§ **JOB**: Quote each record exactly, please, leaving none out.

§ **RAW RECORDS**:
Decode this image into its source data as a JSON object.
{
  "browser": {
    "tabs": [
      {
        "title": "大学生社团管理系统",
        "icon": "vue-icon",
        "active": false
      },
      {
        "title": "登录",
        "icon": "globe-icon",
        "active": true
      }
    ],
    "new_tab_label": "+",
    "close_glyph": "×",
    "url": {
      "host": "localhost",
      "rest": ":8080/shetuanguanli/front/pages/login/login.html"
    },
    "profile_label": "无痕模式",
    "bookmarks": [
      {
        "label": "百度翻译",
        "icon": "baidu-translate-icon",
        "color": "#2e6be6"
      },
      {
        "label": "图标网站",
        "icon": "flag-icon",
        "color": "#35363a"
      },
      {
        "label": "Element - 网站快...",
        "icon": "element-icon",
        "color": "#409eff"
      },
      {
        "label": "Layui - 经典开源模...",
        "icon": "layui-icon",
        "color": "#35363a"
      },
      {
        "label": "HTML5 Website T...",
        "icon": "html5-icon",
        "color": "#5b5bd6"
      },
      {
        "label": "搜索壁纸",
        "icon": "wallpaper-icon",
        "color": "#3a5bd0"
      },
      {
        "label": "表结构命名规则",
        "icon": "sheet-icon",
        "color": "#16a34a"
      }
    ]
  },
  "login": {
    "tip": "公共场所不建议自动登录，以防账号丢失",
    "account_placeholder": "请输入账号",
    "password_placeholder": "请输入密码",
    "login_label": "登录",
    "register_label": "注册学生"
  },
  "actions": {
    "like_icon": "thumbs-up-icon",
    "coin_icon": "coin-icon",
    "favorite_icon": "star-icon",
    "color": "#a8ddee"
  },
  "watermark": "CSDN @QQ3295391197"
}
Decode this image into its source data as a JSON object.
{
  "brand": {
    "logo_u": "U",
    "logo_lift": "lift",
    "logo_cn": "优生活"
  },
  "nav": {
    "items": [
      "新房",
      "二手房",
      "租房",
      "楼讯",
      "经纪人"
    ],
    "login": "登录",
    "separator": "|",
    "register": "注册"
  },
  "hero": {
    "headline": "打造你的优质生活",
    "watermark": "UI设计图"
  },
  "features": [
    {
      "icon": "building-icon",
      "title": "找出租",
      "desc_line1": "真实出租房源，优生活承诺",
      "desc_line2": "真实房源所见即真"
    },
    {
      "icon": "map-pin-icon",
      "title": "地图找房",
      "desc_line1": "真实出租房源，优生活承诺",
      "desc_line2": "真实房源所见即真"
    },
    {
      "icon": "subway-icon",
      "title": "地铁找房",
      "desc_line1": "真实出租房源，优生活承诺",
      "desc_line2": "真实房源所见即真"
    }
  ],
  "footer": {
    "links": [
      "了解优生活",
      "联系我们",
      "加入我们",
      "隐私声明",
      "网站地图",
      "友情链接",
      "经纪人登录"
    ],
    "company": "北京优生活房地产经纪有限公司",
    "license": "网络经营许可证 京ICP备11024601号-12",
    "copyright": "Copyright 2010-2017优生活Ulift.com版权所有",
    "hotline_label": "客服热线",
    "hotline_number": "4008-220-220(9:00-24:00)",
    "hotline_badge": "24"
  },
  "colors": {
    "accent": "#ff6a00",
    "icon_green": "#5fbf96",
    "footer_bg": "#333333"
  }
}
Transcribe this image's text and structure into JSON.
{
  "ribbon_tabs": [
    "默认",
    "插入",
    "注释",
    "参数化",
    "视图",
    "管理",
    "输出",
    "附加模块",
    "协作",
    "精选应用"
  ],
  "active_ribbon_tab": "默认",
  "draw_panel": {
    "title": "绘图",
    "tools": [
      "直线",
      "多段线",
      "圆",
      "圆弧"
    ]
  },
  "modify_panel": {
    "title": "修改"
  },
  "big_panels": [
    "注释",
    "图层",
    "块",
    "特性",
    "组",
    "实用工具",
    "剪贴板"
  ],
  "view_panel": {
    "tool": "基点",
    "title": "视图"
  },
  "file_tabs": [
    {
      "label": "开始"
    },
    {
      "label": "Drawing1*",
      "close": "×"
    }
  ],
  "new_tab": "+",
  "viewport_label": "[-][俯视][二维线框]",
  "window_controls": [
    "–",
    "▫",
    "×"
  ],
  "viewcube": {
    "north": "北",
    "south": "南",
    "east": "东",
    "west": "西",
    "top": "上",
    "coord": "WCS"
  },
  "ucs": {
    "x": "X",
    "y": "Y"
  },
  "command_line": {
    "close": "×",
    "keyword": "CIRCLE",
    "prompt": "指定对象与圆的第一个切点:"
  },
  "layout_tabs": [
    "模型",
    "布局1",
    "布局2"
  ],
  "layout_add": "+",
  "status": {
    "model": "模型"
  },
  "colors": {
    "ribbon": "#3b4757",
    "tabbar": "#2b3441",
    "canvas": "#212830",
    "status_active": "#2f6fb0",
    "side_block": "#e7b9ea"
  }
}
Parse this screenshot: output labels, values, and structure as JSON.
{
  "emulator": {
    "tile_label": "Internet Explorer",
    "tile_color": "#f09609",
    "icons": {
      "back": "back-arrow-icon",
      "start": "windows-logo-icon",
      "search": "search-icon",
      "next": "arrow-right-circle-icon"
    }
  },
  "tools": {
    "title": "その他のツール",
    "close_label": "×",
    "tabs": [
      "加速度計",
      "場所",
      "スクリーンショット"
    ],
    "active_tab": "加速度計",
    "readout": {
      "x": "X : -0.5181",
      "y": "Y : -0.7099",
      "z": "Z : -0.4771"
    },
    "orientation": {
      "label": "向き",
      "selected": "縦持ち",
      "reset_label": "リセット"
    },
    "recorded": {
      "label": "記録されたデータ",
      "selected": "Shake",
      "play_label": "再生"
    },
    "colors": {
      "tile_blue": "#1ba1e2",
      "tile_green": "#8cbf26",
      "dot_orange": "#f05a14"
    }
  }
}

§ **RESPONSE TO THIS EXERCISE**:
Decode this image into its source data as a JSON object.
{
  "browser": {
    "tabs": [
      {
        "title": "大学生社团管理系统",
        "icon": "vue-icon",
        "active": false
      },
      {
        "title": "登录",
        "icon": "globe-icon",
        "active": true
      }
    ],
    "new_tab_label": "+",
    "close_glyph": "×",
    "url": {
      "host": "localhost",
      "rest": ":8080/shetuanguanli/front/pages/login/login.html"
    },
    "profile_label": "无痕模式",
    "bookmarks": [
      {
        "label": "百度翻译",
        "icon": "baidu-translate-icon",
        "color": "#2e6be6"
      },
      {
        "label": "图标网站",
        "icon": "flag-icon",
        "color": "#35363a"
      },
      {
        "label": "Element - 网站快...",
        "icon": "element-icon",
        "color": "#409eff"
      },
      {
        "label": "Layui - 经典开源模...",
        "icon": "layui-icon",
        "color": "#35363a"
      },
      {
        "label": "HTML5 Website T...",
        "icon": "html5-icon",
        "color": "#5b5bd6"
      },
      {
        "label": "搜索壁纸",
        "icon": "wallpaper-icon",
        "color": "#3a5bd0"
      },
      {
        "label": "表结构命名规则",
        "icon": "sheet-icon",
        "color": "#16a34a"
      }
    ]
  },
  "login": {
    "tip": "公共场所不建议自动登录，以防账号丢失",
    "account_placeholder": "请输入账号",
    "password_placeholder": "请输入密码",
    "login_label": "登录",
    "register_label": "注册学生"
  },
  "actions": {
    "like_icon": "thumbs-up-icon",
    "coin_icon": "coin-icon",
    "favorite_icon": "star-icon",
    "color": "#a8ddee"
  },
  "watermark": "CSDN @QQ3295391197"
}
Decode this image into its source data as a JSON object.
{
  "brand": {
    "logo_u": "U",
    "logo_lift": "lift",
    "logo_cn": "优生活"
  },
  "nav": {
    "items": [
      "新房",
      "二手房",
      "租房",
      "楼讯",
      "经纪人"
    ],
    "login": "登录",
    "separator": "|",
    "register": "注册"
  },
  "hero": {
    "headline": "打造你的优质生活",
    "watermark": "UI设计图"
  },
  "features": [
    {
      "icon": "building-icon",
      "title": "找出租",
      "desc_line1": "真实出租房源，优生活承诺",
      "desc_line2": "真实房源所见即真"
    },
    {
      "icon": "map-pin-icon",
      "title": "地图找房",
      "desc_line1": "真实出租房源，优生活承诺",
      "desc_line2": "真实房源所见即真"
    },
    {
      "icon": "subway-icon",
      "title": "地铁找房",
      "desc_line1": "真实出租房源，优生活承诺",
      "desc_line2": "真实房源所见即真"
    }
  ],
  "footer": {
    "links": [
      "了解优生活",
      "联系我们",
      "加入我们",
      "隐私声明",
      "网站地图",
      "友情链接",
      "经纪人登录"
    ],
    "company": "北京优生活房地产经纪有限公司",
    "license": "网络经营许可证 京ICP备11024601号-12",
    "copyright": "Copyright 2010-2017优生活Ulift.com版权所有",
    "hotline_label": "客服热线",
    "hotline_number": "4008-220-220(9:00-24:00)",
    "hotline_badge": "24"
  },
  "colors": {
    "accent": "#ff6a00",
    "icon_green": "#5fbf96",
    "footer_bg": "#333333"
  }
}
Transcribe this image's text and structure into JSON.
{
  "ribbon_tabs": [
    "默认",
    "插入",
    "注释",
    "参数化",
    "视图",
    "管理",
    "输出",
    "附加模块",
    "协作",
    "精选应用"
  ],
  "active_ribbon_tab": "默认",
  "draw_panel": {
    "title": "绘图",
    "tools": [
      "直线",
      "多段线",
      "圆",
      "圆弧"
    ]
  },
  "modify_panel": {
    "title": "修改"
  },
  "big_panels": [
    "注释",
    "图层",
    "块",
    "特性",
    "组",
    "实用工具",
    "剪贴板"
  ],
  "view_panel": {
    "tool": "基点",
    "title": "视图"
  },
  "file_tabs": [
    {
      "label": "开始"
    },
    {
      "label": "Drawing1*",
      "close": "×"
    }
  ],
  "new_tab": "+",
  "viewport_label": "[-][俯视][二维线框]",
  "window_controls": [
    "–",
    "▫",
    "×"
  ],
  "viewcube": {
    "north": "北",
    "south": "南",
    "east": "东",
    "west": "西",
    "top": "上",
    "coord": "WCS"
  },
  "ucs": {
    "x": "X",
    "y": "Y"
  },
  "command_line": {
    "close": "×",
    "keyword": "CIRCLE",
    "prompt": "指定对象与圆的第一个切点:"
  },
  "layout_tabs": [
    "模型",
    "布局1",
    "布局2"
  ],
  "layout_add": "+",
  "status": {
    "model": "模型"
  },
  "colors": {
    "ribbon": "#3b4757",
    "tabbar": "#2b3441",
    "canvas": "#212830",
    "status_active": "#2f6fb0",
    "side_block": "#e7b9ea"
  }
}
Parse this screenshot: output labels, values, and structure as JSON.
{
  "emulator": {
    "tile_label": "Internet Explorer",
    "tile_color": "#f09609",
    "icons": {
      "back": "back-arrow-icon",
      "start": "windows-logo-icon",
      "search": "search-icon",
      "next": "arrow-right-circle-icon"
    }
  },
  "tools": {
    "title": "その他のツール",
    "close_label": "×",
    "tabs": [
      "加速度計",
      "場所",
      "スクリーンショット"
    ],
    "active_tab": "加速度計",
    "readout": {
      "x": "X : -0.5181",
      "y": "Y : -0.7099",
      "z": "Z : -0.4771"
    },
    "orientation": {
      "label": "向き",
      "selected": "縦持ち",
      "reset_label": "リセット"
    },
    "recorded": {
      "label": "記録されたデータ",
      "selected": "Shake",
      "play_label": "再生"
    },
    "colors": {
      "tile_blue": "#1ba1e2",
      "tile_green": "#8cbf26",
      "dot_orange": "#f05a14"
    }
  }
}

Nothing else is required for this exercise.